- What the task requires: Every line holding the word "image" counts once. Give the total, nothing more.
......
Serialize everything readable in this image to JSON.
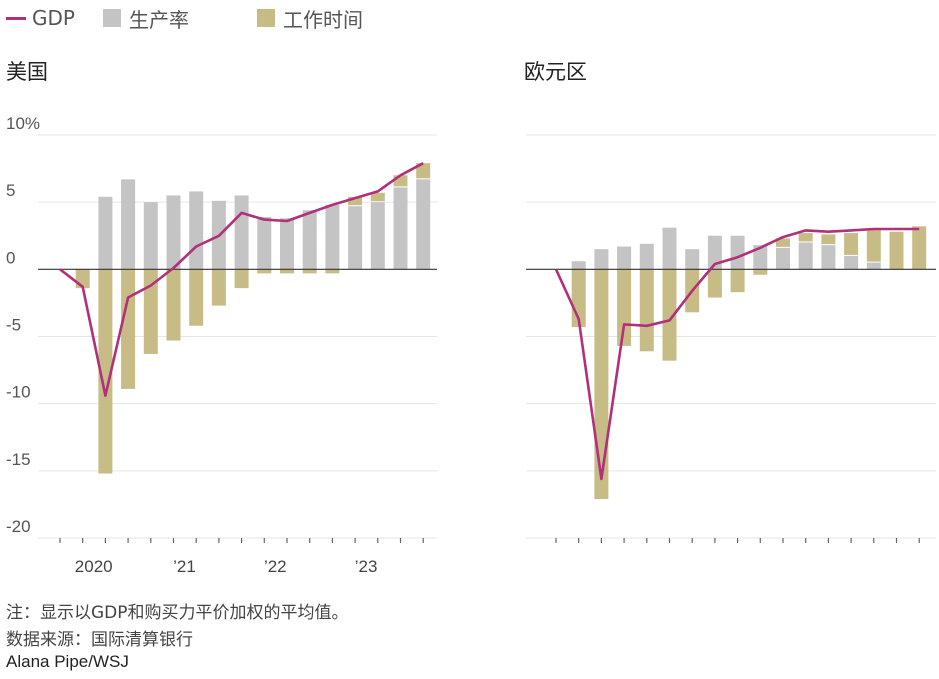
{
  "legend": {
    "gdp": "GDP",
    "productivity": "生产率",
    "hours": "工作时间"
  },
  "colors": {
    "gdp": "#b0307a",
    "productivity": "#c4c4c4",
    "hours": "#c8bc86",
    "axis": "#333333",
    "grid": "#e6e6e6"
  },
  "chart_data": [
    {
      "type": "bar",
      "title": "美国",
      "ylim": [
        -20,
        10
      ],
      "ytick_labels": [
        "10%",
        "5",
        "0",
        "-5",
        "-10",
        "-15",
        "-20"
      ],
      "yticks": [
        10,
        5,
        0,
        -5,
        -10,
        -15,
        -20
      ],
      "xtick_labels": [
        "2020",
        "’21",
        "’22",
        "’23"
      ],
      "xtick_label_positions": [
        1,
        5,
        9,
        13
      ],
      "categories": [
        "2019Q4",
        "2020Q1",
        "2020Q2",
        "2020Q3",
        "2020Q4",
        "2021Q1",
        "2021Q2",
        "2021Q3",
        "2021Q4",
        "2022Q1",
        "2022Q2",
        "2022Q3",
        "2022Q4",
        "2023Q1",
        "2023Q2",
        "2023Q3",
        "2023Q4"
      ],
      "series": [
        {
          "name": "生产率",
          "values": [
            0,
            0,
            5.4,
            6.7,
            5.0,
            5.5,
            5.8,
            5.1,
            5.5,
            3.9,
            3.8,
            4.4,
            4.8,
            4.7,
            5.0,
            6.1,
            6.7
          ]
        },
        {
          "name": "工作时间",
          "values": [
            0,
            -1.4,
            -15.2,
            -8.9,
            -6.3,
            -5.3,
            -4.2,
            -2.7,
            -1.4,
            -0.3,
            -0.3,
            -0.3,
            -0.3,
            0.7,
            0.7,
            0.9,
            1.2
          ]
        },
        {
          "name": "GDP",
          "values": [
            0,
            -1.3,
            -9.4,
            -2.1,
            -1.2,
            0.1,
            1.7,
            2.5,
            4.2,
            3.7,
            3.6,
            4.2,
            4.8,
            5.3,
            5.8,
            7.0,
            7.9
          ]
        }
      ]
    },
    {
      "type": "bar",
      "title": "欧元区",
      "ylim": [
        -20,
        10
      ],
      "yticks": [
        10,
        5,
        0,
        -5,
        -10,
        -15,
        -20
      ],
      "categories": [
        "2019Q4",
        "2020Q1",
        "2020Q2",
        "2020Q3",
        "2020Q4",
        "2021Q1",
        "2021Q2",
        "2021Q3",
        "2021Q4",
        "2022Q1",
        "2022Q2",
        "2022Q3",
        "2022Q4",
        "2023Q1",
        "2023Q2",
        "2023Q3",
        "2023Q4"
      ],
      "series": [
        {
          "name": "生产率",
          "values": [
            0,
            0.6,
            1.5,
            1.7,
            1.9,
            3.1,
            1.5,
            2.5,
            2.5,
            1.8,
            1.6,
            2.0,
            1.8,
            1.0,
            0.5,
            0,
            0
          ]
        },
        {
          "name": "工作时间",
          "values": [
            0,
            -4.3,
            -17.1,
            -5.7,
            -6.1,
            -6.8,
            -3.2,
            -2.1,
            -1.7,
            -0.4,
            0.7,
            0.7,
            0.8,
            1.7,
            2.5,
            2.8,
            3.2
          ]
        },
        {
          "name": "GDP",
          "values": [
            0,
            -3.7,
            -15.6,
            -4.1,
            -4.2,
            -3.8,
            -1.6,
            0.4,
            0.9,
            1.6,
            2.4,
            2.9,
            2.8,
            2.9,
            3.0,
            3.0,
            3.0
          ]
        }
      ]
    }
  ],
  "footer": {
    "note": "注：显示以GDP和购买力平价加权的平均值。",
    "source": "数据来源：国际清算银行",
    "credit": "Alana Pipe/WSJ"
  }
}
......
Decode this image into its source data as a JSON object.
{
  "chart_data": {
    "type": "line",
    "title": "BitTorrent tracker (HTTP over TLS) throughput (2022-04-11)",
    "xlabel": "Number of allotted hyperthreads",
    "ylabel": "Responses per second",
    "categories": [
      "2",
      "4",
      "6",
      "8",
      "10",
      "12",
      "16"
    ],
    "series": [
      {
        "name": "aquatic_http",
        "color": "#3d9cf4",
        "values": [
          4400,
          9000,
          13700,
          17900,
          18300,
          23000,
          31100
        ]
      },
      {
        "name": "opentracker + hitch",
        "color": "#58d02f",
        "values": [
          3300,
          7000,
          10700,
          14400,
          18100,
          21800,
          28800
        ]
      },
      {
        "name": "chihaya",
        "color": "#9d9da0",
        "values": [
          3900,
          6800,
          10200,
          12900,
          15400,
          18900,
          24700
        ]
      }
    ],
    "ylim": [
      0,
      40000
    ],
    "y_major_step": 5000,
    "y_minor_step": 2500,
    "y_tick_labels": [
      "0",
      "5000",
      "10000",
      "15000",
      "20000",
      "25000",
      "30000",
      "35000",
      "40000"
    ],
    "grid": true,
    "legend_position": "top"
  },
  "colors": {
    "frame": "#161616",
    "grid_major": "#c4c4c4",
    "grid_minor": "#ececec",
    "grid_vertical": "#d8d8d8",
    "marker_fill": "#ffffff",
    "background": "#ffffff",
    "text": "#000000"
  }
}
......
- Task output: 2